REQUIRED TASK>
Show every line in the entries below where the word "primjenu" appears.

MATERIAL PROVIDED>
——
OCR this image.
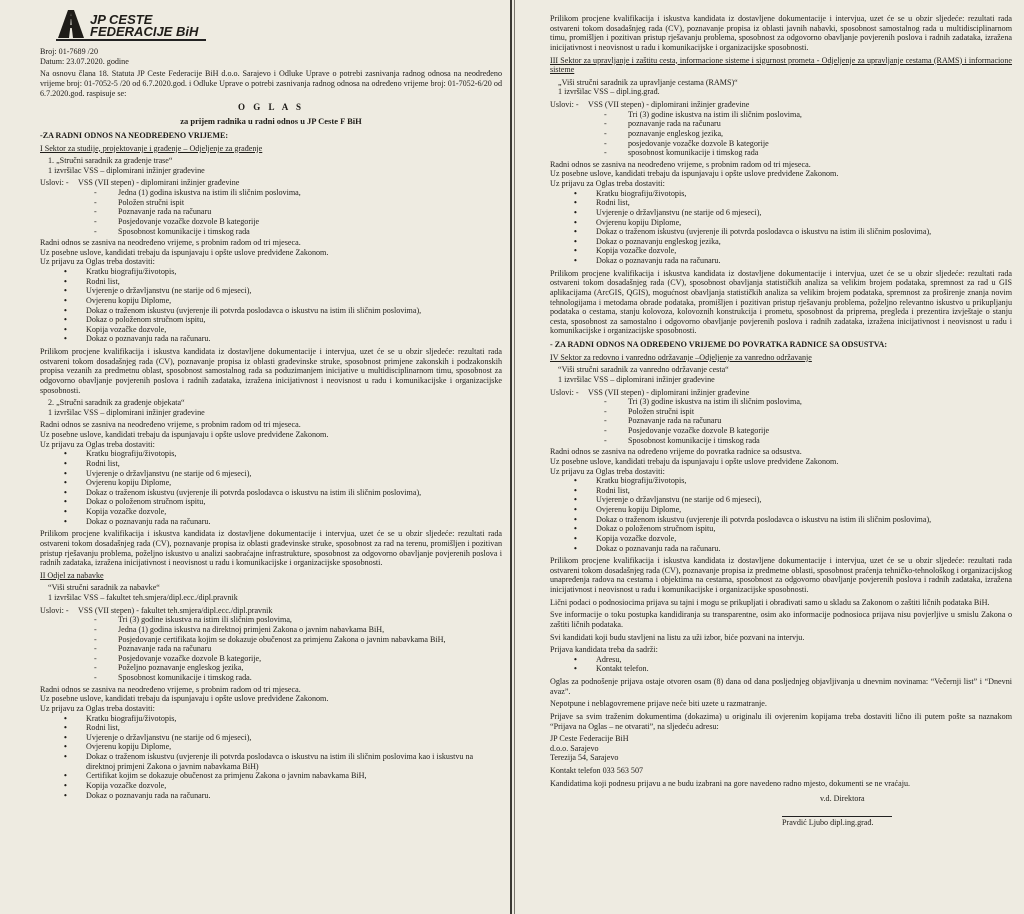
JP CESTE
FEDERACIJE BiH

Broj: 01-7689 /20

Datum: 23.07.2020. godine

Na osnovu člana 18. Statuta JP Ceste Federacije BiH d.o.o. Sarajevo i Odluke Uprave o potrebi zasnivanja radnog odnosa na neodređeno vrijeme broj: 01-7052-5 /20 od 6.7.2020.god. i Odluke Uprave o potrebi zasnivanja radnog odnosa na određeno vrijeme broj: 01-7052-6/20 od 6.7.2020.god. raspisuje se:

O G L A S

za prijem radnika u radni odnos u JP Ceste F BiH

-ZA RADNI ODNOS NA NEODREĐENO VRIJEME:

I Sektor za studije, projektovanje i građenje – Odjeljenje za građenje

1. „Stručni saradnik za građenje trase“

1 izvršilac VSS – diplomirani inžinjer građevine

Uslovi: -	VSS (VII stepen) - diplomirani inžinjer građevine
- Jedna (1) godina iskustva na istim ili sličnim poslovima,
- Položen stručni ispit
- Poznavanje rada na računaru
- Posjedovanje vozačke dozvole B kategorije
- Sposobnost komunikacije i timskog rada

Radni odnos se zasniva na neodređeno vrijeme, s probnim radom od tri mjeseca.

Uz posebne uslove, kandidati trebaju da ispunjavaju i opšte uslove predviđene Zakonom.

Uz prijavu za Oglas treba dostaviti:

• Kratku biografiju/životopis,
• Rodni list,
• Uvjerenje o državljanstvu (ne starije od 6 mjeseci),
• Ovjerenu kopiju Diplome,
• Dokaz o traženom iskustvu (uvjerenje ili potvrda poslodavca o iskustvu na istim ili sličnim poslovima),
• Dokaz o položenom stručnom ispitu,
• Kopija vozačke dozvole,
• Dokaz o poznavanju rada na računaru.

Prilikom procjene kvalifikacija i iskustva kandidata iz dostavljene dokumentacije i intervjua, uzet će se u obzir sljedeće: rezultati rada ostvareni tokom dosadašnjeg rada (CV), poznavanje propisa iz oblasti građevinske struke, sposobnost primjene zakonskih i podzakonskih propisa vezanih za predmetnu oblast, sposobnost samostalnog rada sa poduzimanjem inicijative u multidisciplinarnom timu, sposobnost za odgovorno obavljanje povjerenih poslova i radnih zadataka, izražena inicijativnost i neovisnost u radu i komunikacijske i organizacijske sposobnosti.

2. „Stručni saradnik za građenje objekata“

1 izvršilac VSS – diplomirani inžinjer građevine

Radni odnos se zasniva na neodređeno vrijeme, s probnim radom od tri mjeseca.

Uz posebne uslove, kandidati trebaju da ispunjavaju i opšte uslove predviđene Zakonom.

Uz prijavu za Oglas treba dostaviti:

• Kratku biografiju/životopis,
• Rodni list,
• Uvjerenje o državljanstvu (ne starije od 6 mjeseci),
• Ovjerenu kopiju Diplome,
• Dokaz o traženom iskustvu (uvjerenje ili potvrda poslodavca o iskustvu na istim ili sličnim poslovima),
• Dokaz o položenom stručnom ispitu,
• Kopija vozačke dozvole,
• Dokaz o poznavanju rada na računaru.

Prilikom procjene kvalifikacija i iskustva kandidata iz dostavljene dokumentacije i intervjua, uzet će se u obzir sljedeće: rezultati rada ostvareni tokom dosadašnjeg rada (CV), poznavanje propisa iz oblasti građevinske struke, sposobnost za rad na terenu, promišljen i pozitivan pristup rješavanju problema, poželjno iskustvo u analizi saobraćajne infrastrukture, sposobnost za odgovorno obavljanje povjerenih poslova i radnih zadataka, izražena inicijativnost i neovisnost u radu i komunikacijske i organizacijske sposobnosti.

II Odjel za nabavke

“Viši stručni saradnik za nabavke“

1 izvršilac VSS – fakultet teh.smjera/dipl.ecc./dipl.pravnik

Uslovi: -	VSS (VII stepen) - fakultet teh.smjera/dipl.ecc./dipl.pravnik
- Tri (3) godine iskustva na istim ili sličnim poslovima,
- Jedna (1) godina iskustva na direktnoj primjeni Zakona o javnim nabavkama BiH,
- Posjedovanje certifikata kojim se dokazuje obučenost za primjenu Zakona o javnim nabavkama BiH,
- Poznavanje rada na računaru
- Posjedovanje vozačke dozvole B kategorije,
- Poželjno poznavanje engleskog jezika,
- Sposobnost komunikacije i timskog rada.

Radni odnos se zasniva na neodređeno vrijeme, s probnim radom od tri mjeseca.

Uz posebne uslove, kandidati trebaju da ispunjavaju i opšte uslove predviđene Zakonom.

Uz prijavu za Oglas treba dostaviti:

• Kratku biografiju/životopis,
• Rodni list,
• Uvjerenje o državljanstvu (ne starije od 6 mjeseci),
• Ovjerenu kopiju Diplome,
• Dokaz o traženom iskustvu (uvjerenje ili potvrda poslodavca o iskustvu na istim ili sličnim poslovima kao i iskustvu na direktnoj primjeni Zakona o javnim nabavkama BiH)
• Certifikat kojim se dokazuje obučenost za primjenu Zakona o javnim nabavkama BiH,
• Kopija vozačke dozvole,
• Dokaz o poznavanju rada na računaru.

Prilikom procjene kvalifikacija i iskustva kandidata iz dostavljene dokumentacije i intervjua, uzet će se u obzir sljedeće: rezultati rada ostvareni tokom dosadašnjeg rada (CV), poznavanje propisa iz oblasti javnih nabavki, sposobnost samostalnog rada u multidisciplinarnom timu, promišljen i pozitivan pristup rješavanju problema, sposobnost za odgovorno obavljanje povjerenih poslova i radnih zadataka, izražena inicijativnost i neovisnost u radu i komunikacijske i organizacijske sposobnosti.

III Sektor za upravljanje i zaštitu cesta, informacione sisteme i sigurnost prometa - Odjeljenje za upravljanje cestama (RAMS) i informacione sisteme

„Viši stručni saradnik za upravljanje cestama (RAMS)“

1 izvršilac VSS – dipl.ing.građ.

Uslovi: -	VSS (VII stepen) - diplomirani inžinjer građevine
- Tri (3) godine iskustva na istim ili sličnim poslovima,
- poznavanje rada na računaru
- poznavanje engleskog jezika,
- posjedovanje vozačke dozvole B kategorije
- sposobnost komunikacije i timskog rada

Radni odnos se zasniva na neodređeno vrijeme, s probnim radom od tri mjeseca.

Uz posebne uslove, kandidati trebaju da ispunjavaju i opšte uslove predviđene Zakonom.

Uz prijavu za Oglas treba dostaviti:

• Kratku biografiju/životopis,
• Rodni list,
• Uvjerenje o državljanstvu (ne starije od 6 mjeseci),
• Ovjerenu kopiju Diplome,
• Dokaz o traženom iskustvu (uvjerenje ili potvrda poslodavca o iskustvu na istim ili sličnim poslovima),
• Dokaz o poznavanju engleskog jezika,
• Kopija vozačke dozvole,
• Dokaz o poznavanju rada na računaru.

Prilikom procjene kvalifikacija i iskustva kandidata iz dostavljene dokumentacije i intervjua, uzet će se u obzir sljedeće: rezultati rada ostvareni tokom dosadašnjeg rada (CV), sposobnost obavljanja statističkih analiza sa velikim brojem podataka, spremnost za rad u GIS aplikacijama (ArcGIS, QGIS), mogućnost obavljanja statističkih analiza sa velikim brojem podataka, spremnost za proširenje znanja novim tehnologijama i metodama obrade podataka, promišljen i pozitivan pristup rješavanju problema, poželjno relevantno iskustvo u prikupljanju podataka o cestama, stanju kolovoza, kolovoznih konstrukcija i prometu, sposobnost da priprema, pregleda i prezentira izvještaje o stanju cesta, sposobnost za samostalno i odgovorno obavljanje povjerenih poslova i radnih zadataka, izražena inicijativnost i neovisnost u radu i komunikacijske i organizacijske sposobnosti.

- ZA RADNI ODNOS NA ODREĐENO VRIJEME DO POVRATKA RADNICE SA ODSUSTVA:

IV Sektor za redovno i vanredno održavanje –Odjeljenje za vanredno održavanje

“Viši stručni saradnik za vanredno održavanje cesta“

1 izvršilac VSS – diplomirani inžinjer građevine

Uslovi: -	VSS (VII stepen) - diplomirani inžinjer građevine
- Tri (3) godine iskustva na istim ili sličnim poslovima,
- Položen stručni ispit
- Poznavanje rada na računaru
- Posjedovanje vozačke dozvole B kategorije
- Sposobnost komunikacije i timskog rada

Radni odnos se zasniva na određeno vrijeme do povratka radnice sa odsustva.

Uz posebne uslove, kandidati trebaju da ispunjavaju i opšte uslove predviđene Zakonom.

Uz prijavu za Oglas treba dostaviti:

• Kratku biografiju/životopis,
• Rodni list,
• Uvjerenje o državljanstvu (ne starije od 6 mjeseci),
• Ovjerenu kopiju Diplome,
• Dokaz o traženom iskustvu (uvjerenje ili potvrda poslodavca o iskustvu na istim ili sličnim poslovima),
• Dokaz o položenom stručnom ispitu,
• Kopija vozačke dozvole,
• Dokaz o poznavanju rada na računaru.

Prilikom procjene kvalifikacija i iskustva kandidata iz dostavljene dokumentacije i intervjua, uzet će se u obzir sljedeće: rezultati rada ostvareni tokom dosadašnjeg rada (CV), poznavanje propisa iz predmetne oblasti, sposobnost praćenja tehničko-tehnološkog i organizacijskog unapređenja radova na cestama i objektima na cestama, sposobnost za odgovorno obavljanje povjerenih poslova i radnih zadataka, izražena inicijativnost i neovisnost u radu i komunikacijske i organizacijske sposobnosti.

Lični podaci o podnosiocima prijava su tajni i mogu se prikupljati i obrađivati samo u skladu sa Zakonom o zaštiti ličnih podataka BiH.

Sve informacije o toku postupka kandidiranja su transparentne, osim ako informacije podnosioca prijava nisu povjerljive u smislu Zakona o zaštiti ličnih podataka.

Svi kandidati koji budu stavljeni na listu za uži izbor, biće pozvani na intervju.

Prijava kandidata treba da sadrži:

• Adresu,
• Kontakt telefon.

Oglas za podnošenje prijava ostaje otvoren osam (8) dana od dana posljednjeg objavljivanja u dnevnim novinama: “Večernji list” i “Dnevni avaz”.

Nepotpune i neblagovremene prijave neće biti uzete u razmatranje.

Prijave sa svim traženim dokumentima (dokazima) u originalu ili ovjerenim kopijama treba dostaviti lično ili putem pošte sa naznakom “Prijava na Oglas – ne otvarati”, na sljedeću adresu:

JP Ceste Federacije BiH
d.o.o. Sarajevo
Terezija 54, Sarajevo

Kontakt telefon 033 563 507

Kandidatima koji podnesu prijavu a ne budu izabrani na gore navedeno radno mjesto, dokumenti se ne vraćaju.

v.d. Direktora
Pravdić Ljubo dipl.ing.građ.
——
TASK RESULT>
- Posjedovanje certifikata kojim se dokazuje obučenost za primjenu Zakona o javnim nabavkama BiH,
• Certifikat kojim se dokazuje obučenost za primjenu Zakona o javnim nabavkama BiH,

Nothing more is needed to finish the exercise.